__DATA EXCERPTS__:
++++++
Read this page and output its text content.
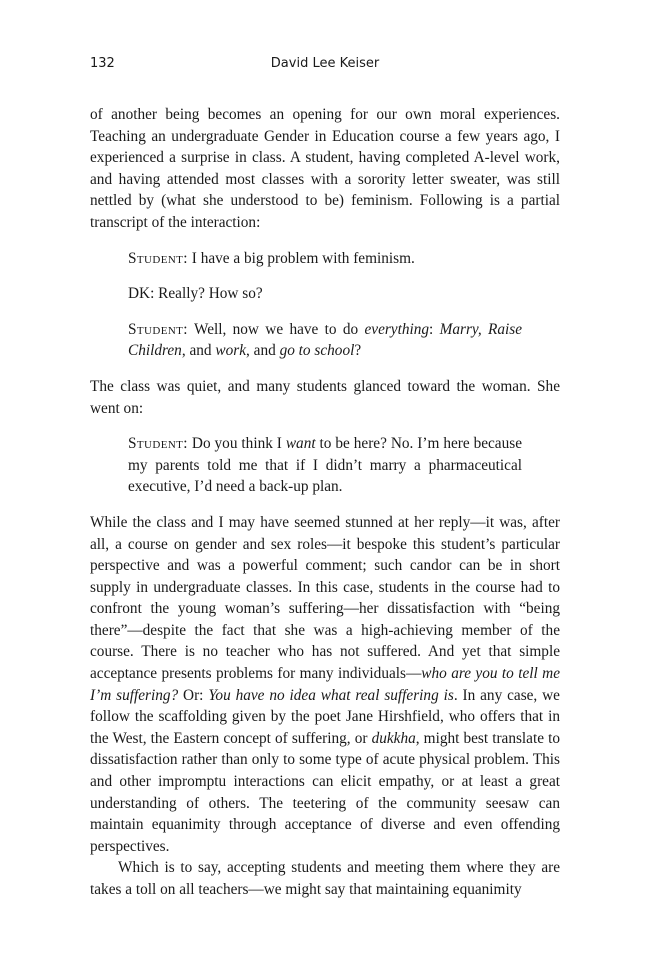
132	David Lee Keiser

of another being becomes an opening for our own moral experiences. Teaching an undergraduate Gender in Education course a few years ago, I experienced a surprise in class. A student, having completed A-level work, and having attended most classes with a sorority letter sweater, was still nettled by (what she understood to be) feminism. Following is a partial transcript of the interaction:

Student: I have a big problem with feminism.

DK: Really? How so?

Student: Well, now we have to do everything: Marry, Raise Children, and work, and go to school?

The class was quiet, and many students glanced toward the woman. She went on:

Student: Do you think I want to be here? No. I’m here because my parents told me that if I didn’t marry a pharmaceutical executive, I’d need a back-up plan.

While the class and I may have seemed stunned at her reply—it was, after all, a course on gender and sex roles—it bespoke this student’s particular perspective and was a powerful comment; such candor can be in short supply in undergraduate classes. In this case, students in the course had to confront the young woman’s suffering—her dissatisfaction with “being there”—despite the fact that she was a high-achieving member of the course. There is no teacher who has not suffered. And yet that simple acceptance presents problems for many individuals—who are you to tell me I’m suffering? Or: You have no idea what real suffering is. In any case, we follow the scaffolding given by the poet Jane Hirshfield, who offers that in the West, the Eastern concept of suffering, or dukkha, might best translate to dissatisfaction rather than only to some type of acute physical problem. This and other impromptu interactions can elicit empathy, or at least a great understanding of others. The teetering of the community seesaw can maintain equanimity through acceptance of diverse and even offending perspectives.

Which is to say, accepting students and meeting them where they are takes a toll on all teachers—we might say that maintaining equanimity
++++++
Quote every line word for word and keep the images out of the copy.

__TASK OUTPUT__:
Read this page and output its text content.
132	David Lee Keiser

of another being becomes an opening for our own moral experiences. Teaching an undergraduate Gender in Education course a few years ago, I experienced a surprise in class. A student, having completed A-level work, and having attended most classes with a sorority letter sweater, was still nettled by (what she understood to be) feminism. Following is a partial transcript of the interaction:

Student: I have a big problem with feminism.

DK: Really? How so?

Student: Well, now we have to do everything: Marry, Raise Children, and work, and go to school?

The class was quiet, and many students glanced toward the woman. She went on:

Student: Do you think I want to be here? No. I’m here because my parents told me that if I didn’t marry a pharmaceutical executive, I’d need a back-up plan.

While the class and I may have seemed stunned at her reply—it was, after all, a course on gender and sex roles—it bespoke this student’s particular perspective and was a powerful comment; such candor can be in short supply in undergraduate classes. In this case, students in the course had to confront the young woman’s suffering—her dissatisfaction with “being there”—despite the fact that she was a high-achieving member of the course. There is no teacher who has not suffered. And yet that simple acceptance presents problems for many individuals—who are you to tell me I’m suffering? Or: You have no idea what real suffering is. In any case, we follow the scaffolding given by the poet Jane Hirshfield, who offers that in the West, the Eastern concept of suffering, or dukkha, might best translate to dissatisfaction rather than only to some type of acute physical problem. This and other impromptu interactions can elicit empathy, or at least a great understanding of others. The teetering of the community seesaw can maintain equanimity through acceptance of diverse and even offending perspectives.

Which is to say, accepting students and meeting them where they are takes a toll on all teachers—we might say that maintaining equanimity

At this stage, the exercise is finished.